::: Listing :::
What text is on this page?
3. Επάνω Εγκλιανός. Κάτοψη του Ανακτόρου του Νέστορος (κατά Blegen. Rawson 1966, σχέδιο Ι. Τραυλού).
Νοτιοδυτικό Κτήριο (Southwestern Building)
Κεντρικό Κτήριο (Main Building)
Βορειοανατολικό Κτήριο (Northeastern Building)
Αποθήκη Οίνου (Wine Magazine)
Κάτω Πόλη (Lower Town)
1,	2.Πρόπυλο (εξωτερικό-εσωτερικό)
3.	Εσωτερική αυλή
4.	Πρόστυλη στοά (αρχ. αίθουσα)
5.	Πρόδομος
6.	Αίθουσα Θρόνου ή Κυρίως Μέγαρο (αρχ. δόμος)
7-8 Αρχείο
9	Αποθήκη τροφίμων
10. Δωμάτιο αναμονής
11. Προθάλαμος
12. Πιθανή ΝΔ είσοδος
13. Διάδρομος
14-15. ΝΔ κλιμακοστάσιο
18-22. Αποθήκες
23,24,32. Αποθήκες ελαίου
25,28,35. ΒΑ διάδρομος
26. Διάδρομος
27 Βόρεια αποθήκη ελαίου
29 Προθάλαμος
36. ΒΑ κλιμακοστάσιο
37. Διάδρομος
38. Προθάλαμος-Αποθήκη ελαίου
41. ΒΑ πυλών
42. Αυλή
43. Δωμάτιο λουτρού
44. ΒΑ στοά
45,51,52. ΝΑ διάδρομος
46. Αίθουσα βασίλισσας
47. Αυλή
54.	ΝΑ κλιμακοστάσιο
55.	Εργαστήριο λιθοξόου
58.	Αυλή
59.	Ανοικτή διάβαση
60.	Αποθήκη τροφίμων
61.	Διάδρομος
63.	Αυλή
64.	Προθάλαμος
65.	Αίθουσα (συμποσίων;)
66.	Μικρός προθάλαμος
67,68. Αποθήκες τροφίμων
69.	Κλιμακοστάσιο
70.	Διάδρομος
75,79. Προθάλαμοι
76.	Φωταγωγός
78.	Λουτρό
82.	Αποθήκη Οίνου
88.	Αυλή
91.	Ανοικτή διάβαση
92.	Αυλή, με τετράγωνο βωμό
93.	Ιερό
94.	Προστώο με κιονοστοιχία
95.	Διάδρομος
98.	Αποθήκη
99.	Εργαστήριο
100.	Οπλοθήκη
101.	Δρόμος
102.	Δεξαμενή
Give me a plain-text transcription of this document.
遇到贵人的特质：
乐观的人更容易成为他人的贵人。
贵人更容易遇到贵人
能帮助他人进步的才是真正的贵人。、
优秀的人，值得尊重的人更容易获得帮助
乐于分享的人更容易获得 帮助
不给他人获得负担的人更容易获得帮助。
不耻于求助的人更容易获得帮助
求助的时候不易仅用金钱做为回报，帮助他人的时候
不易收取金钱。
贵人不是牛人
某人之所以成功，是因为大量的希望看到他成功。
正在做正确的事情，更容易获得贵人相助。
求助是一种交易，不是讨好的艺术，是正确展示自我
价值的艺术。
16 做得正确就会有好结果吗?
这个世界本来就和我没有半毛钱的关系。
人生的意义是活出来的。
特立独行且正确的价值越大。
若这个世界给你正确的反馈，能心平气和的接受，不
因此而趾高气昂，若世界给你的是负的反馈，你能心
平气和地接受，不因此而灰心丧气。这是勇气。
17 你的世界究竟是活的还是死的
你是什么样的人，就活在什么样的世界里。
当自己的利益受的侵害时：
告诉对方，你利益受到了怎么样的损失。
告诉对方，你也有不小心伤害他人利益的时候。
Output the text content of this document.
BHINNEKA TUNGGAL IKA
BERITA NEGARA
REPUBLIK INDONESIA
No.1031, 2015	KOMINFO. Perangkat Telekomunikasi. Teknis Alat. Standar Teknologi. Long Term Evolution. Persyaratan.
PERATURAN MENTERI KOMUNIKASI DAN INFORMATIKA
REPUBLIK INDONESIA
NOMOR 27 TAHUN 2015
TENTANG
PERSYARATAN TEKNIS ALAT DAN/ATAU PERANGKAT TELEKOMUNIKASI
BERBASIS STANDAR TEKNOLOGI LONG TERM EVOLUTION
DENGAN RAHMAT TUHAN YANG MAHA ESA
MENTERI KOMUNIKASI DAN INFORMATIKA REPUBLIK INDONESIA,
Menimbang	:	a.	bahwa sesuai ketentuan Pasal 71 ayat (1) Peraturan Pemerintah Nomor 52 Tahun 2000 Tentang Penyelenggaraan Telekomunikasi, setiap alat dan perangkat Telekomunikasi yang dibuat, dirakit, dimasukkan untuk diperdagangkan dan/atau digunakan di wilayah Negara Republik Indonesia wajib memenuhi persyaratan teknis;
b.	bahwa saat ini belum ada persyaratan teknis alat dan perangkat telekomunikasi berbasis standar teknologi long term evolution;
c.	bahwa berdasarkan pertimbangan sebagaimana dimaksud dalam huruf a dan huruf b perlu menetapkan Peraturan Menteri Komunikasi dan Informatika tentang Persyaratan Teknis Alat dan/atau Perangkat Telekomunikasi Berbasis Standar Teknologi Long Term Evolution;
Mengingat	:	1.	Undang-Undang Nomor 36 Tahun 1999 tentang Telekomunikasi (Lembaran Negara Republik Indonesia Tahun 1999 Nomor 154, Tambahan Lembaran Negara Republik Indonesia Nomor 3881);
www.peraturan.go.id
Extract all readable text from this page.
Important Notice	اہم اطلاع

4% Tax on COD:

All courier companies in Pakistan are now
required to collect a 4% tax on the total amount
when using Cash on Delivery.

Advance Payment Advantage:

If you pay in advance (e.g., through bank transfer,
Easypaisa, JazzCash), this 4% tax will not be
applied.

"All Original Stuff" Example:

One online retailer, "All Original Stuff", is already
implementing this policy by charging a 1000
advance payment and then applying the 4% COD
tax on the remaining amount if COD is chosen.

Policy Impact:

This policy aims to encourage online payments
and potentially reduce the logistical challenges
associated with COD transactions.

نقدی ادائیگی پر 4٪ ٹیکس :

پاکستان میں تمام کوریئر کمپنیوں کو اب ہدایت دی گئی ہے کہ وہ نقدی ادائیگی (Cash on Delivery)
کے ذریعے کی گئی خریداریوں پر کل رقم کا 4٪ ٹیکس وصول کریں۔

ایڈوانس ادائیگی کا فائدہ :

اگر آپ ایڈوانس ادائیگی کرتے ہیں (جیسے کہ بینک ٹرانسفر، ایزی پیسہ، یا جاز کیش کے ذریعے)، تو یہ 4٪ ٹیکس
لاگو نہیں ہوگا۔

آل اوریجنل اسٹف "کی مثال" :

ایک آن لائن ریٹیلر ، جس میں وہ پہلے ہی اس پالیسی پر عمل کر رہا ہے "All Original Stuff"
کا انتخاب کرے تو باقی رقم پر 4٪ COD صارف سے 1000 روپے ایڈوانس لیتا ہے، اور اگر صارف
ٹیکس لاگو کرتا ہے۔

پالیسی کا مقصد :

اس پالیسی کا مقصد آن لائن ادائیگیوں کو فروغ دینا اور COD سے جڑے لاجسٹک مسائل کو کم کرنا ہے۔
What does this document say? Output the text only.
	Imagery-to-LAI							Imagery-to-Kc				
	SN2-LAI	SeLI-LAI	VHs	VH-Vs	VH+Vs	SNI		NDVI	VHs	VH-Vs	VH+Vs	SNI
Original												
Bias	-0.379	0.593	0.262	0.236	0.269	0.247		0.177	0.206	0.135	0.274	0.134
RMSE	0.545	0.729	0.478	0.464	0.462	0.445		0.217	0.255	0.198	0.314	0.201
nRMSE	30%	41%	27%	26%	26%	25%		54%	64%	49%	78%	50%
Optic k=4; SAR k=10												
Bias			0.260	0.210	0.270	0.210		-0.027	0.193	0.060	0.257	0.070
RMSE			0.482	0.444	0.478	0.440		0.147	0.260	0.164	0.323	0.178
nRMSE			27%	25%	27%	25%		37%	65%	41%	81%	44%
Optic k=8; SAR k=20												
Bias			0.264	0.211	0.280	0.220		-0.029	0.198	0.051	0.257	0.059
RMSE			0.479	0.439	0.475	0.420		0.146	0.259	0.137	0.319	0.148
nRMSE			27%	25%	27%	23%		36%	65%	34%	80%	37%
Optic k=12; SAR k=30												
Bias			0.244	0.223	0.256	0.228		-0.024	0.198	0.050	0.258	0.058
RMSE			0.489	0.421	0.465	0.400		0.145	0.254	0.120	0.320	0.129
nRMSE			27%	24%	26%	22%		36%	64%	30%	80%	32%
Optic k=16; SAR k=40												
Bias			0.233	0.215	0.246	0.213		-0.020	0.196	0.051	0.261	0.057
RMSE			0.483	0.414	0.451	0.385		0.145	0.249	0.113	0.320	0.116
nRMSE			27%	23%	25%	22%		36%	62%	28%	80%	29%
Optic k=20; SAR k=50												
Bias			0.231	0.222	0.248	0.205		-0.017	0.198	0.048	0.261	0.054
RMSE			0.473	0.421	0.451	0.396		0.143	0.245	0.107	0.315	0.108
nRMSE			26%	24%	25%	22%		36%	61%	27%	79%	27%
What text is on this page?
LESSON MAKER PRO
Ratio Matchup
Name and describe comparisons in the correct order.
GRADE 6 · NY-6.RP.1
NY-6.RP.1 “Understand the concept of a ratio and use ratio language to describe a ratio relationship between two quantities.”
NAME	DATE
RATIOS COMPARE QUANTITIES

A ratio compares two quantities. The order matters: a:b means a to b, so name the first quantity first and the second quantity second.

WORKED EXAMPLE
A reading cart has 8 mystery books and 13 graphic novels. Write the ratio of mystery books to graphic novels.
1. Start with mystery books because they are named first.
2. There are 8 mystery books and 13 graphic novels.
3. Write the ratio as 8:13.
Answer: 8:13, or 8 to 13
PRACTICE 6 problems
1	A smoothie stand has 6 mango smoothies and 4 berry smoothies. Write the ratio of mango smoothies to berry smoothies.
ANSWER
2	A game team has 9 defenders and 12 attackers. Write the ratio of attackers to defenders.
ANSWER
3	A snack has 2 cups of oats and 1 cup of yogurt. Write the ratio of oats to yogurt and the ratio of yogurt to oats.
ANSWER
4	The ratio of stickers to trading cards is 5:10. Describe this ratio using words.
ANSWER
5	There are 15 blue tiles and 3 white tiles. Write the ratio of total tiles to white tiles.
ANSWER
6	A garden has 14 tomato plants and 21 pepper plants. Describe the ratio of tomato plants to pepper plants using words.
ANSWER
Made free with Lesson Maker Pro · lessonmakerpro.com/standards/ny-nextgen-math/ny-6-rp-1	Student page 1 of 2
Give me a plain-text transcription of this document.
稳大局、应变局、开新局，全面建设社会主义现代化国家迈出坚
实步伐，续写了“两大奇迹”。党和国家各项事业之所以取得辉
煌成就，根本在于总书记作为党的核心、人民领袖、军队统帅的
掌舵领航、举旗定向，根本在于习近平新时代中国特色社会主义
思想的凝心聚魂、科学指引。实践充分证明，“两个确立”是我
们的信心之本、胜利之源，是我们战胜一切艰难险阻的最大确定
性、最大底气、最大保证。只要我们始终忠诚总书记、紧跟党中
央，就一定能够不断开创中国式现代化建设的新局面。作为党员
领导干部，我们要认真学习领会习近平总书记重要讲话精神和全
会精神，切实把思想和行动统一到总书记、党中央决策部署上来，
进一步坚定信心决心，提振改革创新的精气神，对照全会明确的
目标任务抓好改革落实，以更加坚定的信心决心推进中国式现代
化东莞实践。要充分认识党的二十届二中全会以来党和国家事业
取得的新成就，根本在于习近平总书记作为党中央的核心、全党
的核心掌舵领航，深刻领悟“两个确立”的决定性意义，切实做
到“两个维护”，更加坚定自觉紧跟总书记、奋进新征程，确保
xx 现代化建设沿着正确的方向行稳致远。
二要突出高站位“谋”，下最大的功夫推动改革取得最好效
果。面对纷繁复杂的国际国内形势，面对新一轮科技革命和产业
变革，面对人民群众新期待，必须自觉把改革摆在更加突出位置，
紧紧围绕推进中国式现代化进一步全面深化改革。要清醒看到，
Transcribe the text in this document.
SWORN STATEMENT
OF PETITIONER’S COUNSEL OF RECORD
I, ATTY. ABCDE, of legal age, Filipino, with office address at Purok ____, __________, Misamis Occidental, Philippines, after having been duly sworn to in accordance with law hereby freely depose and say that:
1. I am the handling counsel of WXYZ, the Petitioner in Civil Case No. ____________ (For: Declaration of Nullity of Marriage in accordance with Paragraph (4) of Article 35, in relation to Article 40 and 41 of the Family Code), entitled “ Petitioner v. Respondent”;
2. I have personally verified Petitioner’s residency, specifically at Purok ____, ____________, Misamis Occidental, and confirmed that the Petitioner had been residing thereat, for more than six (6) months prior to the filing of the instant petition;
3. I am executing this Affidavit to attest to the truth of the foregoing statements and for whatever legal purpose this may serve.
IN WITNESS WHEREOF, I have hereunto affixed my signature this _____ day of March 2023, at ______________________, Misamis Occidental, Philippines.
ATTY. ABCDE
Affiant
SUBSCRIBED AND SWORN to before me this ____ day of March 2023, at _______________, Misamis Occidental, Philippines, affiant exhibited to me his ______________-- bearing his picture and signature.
:::
What the task requires
Reproduce only those lines of the entries above that run from the line with "Transcribe the text in this document." to the final line.

Exercise response
Transcribe the text in this document.
SWORN STATEMENT
OF PETITIONER’S COUNSEL OF RECORD
I, ATTY. ABCDE, of legal age, Filipino, with office address at Purok ____, __________, Misamis Occidental, Philippines, after having been duly sworn to in accordance with law hereby freely depose and say that:
1. I am the handling counsel of WXYZ, the Petitioner in Civil Case No. ____________ (For: Declaration of Nullity of Marriage in accordance with Paragraph (4) of Article 35, in relation to Article 40 and 41 of the Family Code), entitled “ Petitioner v. Respondent”;
2. I have personally verified Petitioner’s residency, specifically at Purok ____, ____________, Misamis Occidental, and confirmed that the Petitioner had been residing thereat, for more than six (6) months prior to the filing of the instant petition;
3. I am executing this Affidavit to attest to the truth of the foregoing statements and for whatever legal purpose this may serve.
IN WITNESS WHEREOF, I have hereunto affixed my signature this _____ day of March 2023, at ______________________, Misamis Occidental, Philippines.
ATTY. ABCDE
Affiant
SUBSCRIBED AND SWORN to before me this ____ day of March 2023, at _______________, Misamis Occidental, Philippines, affiant exhibited to me his ______________-- bearing his picture and signature.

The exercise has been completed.